[Texto fornecido]
------------

Pertence ao Código Penal (DL n.º 48/95, de 15 de Março)
A burla é um crime que pune quem, de forma astuta e deliberada, engana outra pessoa para obter vantagem financeira (para si ou para terceiro). O essencial é que o agressor provoque intencionalmente o erro ou engano da vítima, levando-a a fazer algo que lhe cause perda de dinheiro ou bens. A pena varia entre prisão até três anos ou multa. Este crime afeta qualquer pessoa ou organização vítima de esquemas enganosos. Inclui tentativas de burla, mesmo que não consumadas. O procedimento depende de queixa (a vítima é quem decide se quer acusar), e aplicam-se também as regras sobre disposições de bens e restituição de terceiros, garantindo que a vítima pode recuperar o que perdeu.

------------

[Material fornecido]
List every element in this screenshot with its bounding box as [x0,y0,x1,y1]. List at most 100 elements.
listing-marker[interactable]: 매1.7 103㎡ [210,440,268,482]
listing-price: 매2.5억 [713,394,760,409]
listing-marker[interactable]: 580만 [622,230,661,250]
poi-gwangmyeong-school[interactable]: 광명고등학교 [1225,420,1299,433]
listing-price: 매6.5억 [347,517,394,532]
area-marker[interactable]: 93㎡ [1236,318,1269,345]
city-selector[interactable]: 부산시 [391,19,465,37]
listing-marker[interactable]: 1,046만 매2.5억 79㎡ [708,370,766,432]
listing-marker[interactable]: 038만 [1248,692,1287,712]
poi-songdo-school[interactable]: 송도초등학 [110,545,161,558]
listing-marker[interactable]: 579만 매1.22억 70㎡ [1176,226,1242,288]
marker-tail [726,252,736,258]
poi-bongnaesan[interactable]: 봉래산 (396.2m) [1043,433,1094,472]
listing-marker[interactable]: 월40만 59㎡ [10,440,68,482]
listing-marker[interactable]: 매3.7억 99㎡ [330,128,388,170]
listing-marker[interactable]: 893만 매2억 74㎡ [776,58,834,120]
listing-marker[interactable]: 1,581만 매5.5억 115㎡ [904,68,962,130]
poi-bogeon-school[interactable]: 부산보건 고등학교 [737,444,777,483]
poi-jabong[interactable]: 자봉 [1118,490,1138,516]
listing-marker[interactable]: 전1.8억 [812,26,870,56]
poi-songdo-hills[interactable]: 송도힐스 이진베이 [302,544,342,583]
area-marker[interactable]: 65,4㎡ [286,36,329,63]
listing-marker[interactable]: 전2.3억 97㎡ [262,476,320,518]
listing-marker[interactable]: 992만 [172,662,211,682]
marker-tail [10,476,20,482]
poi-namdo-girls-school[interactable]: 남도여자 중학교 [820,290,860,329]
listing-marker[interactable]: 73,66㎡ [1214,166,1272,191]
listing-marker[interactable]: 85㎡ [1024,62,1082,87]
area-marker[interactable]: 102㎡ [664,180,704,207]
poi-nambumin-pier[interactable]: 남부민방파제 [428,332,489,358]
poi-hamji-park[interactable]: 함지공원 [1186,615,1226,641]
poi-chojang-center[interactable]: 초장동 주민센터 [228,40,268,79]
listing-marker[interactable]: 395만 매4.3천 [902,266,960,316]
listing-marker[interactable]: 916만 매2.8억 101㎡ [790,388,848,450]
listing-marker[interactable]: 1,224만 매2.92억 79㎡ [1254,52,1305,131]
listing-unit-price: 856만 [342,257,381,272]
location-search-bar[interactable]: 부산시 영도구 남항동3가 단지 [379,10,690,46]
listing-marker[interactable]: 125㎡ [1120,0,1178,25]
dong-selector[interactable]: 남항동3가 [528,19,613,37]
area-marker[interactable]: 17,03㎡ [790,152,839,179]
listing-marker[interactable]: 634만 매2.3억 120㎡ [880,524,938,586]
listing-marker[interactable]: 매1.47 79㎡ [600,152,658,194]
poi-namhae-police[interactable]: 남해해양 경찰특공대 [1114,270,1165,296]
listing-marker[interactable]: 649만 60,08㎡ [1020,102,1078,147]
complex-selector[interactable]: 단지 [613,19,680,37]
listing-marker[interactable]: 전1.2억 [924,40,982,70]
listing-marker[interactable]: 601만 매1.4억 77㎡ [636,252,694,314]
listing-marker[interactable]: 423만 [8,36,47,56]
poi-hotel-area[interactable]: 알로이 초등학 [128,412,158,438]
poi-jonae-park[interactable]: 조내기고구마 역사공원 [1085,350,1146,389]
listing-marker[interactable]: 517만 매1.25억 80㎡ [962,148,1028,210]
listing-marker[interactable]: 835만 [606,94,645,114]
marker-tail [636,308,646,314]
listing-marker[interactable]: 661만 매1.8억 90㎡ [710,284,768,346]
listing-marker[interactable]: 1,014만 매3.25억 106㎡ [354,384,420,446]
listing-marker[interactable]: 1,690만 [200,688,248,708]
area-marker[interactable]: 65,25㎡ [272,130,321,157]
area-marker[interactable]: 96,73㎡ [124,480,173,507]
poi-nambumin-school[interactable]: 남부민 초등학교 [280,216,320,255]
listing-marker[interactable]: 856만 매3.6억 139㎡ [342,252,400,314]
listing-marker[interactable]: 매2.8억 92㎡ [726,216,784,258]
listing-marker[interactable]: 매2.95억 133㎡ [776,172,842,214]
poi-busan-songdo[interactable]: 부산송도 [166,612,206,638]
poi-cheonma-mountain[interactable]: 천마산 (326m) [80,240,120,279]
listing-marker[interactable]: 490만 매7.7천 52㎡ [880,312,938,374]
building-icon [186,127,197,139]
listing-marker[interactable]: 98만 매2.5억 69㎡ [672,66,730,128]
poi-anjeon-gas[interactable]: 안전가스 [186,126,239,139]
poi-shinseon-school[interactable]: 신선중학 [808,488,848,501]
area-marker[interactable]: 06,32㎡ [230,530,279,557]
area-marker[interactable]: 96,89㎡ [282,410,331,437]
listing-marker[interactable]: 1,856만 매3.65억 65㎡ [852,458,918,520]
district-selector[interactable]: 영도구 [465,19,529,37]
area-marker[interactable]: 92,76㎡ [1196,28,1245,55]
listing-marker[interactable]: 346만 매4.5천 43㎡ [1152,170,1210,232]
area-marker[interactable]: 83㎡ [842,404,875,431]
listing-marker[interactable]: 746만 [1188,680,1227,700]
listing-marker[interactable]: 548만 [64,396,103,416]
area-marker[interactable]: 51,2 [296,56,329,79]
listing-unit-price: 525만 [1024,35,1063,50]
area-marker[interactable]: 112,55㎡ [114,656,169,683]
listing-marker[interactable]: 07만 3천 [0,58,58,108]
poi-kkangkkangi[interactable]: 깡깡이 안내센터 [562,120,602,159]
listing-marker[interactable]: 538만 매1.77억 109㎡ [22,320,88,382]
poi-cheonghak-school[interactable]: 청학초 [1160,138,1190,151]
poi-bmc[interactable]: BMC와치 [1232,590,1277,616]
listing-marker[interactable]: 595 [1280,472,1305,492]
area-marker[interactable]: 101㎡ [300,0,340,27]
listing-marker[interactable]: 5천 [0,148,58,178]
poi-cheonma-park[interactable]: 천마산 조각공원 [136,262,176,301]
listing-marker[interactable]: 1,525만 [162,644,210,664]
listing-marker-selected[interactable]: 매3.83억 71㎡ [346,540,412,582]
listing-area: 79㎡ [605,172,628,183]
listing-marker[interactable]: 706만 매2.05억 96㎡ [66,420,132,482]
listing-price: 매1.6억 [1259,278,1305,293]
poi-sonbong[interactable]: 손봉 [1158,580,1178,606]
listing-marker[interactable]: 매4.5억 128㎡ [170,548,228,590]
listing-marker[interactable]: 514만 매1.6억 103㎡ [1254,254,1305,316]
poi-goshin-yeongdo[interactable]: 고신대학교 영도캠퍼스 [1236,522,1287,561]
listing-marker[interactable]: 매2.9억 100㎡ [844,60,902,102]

------------

[Lista de tarefas]
1 > Indique se cada uma das afirmações seguintes está de acordo com o texto sobre a burla, respondendo sim ou não e citando as palavras do texto que o decidem: (a) a pena prevista pode chegar a cinco anos de prisão; (b) as tentativas de burla também estão abrangidas, ainda que não consumadas; (c) o procedimento depende de queixa.
2 > Prossiga o texto sobre a burla a partir da última frase apresentada.
As linhas não têm qualquer relação com o texto sobre a burla.

[Resultados]
1 >
(a) Não: "A pena varia entre prisão até três anos ou multa."
(b) Sim: "Inclui tentativas de burla, mesmo que não consumadas."
(c) Sim: "O procedimento depende de queixa"

2 >
Um vendedor anuncia um telemóvel como novo e original, recebe o dinheiro, mas envia um aparelho falsificado ou usado. Enganou deliberadamente o comprador para lucrar. É burla.
Alguém envia SMS a múltiplas pessoas dizendo que ganharam um prémio, pedindo dados pessoais ou taxa de processamento. Não há prémio — trata-se de engano astucioso para roubar dinheiro. Configura burla.
Um técnico diz que o frigorífico precisa de uma peça cara e cobra o serviço, mas nunca o reparou nem colocou qualquer peça. Enganou o cliente para lhe sacar dinheiro ilicitamente.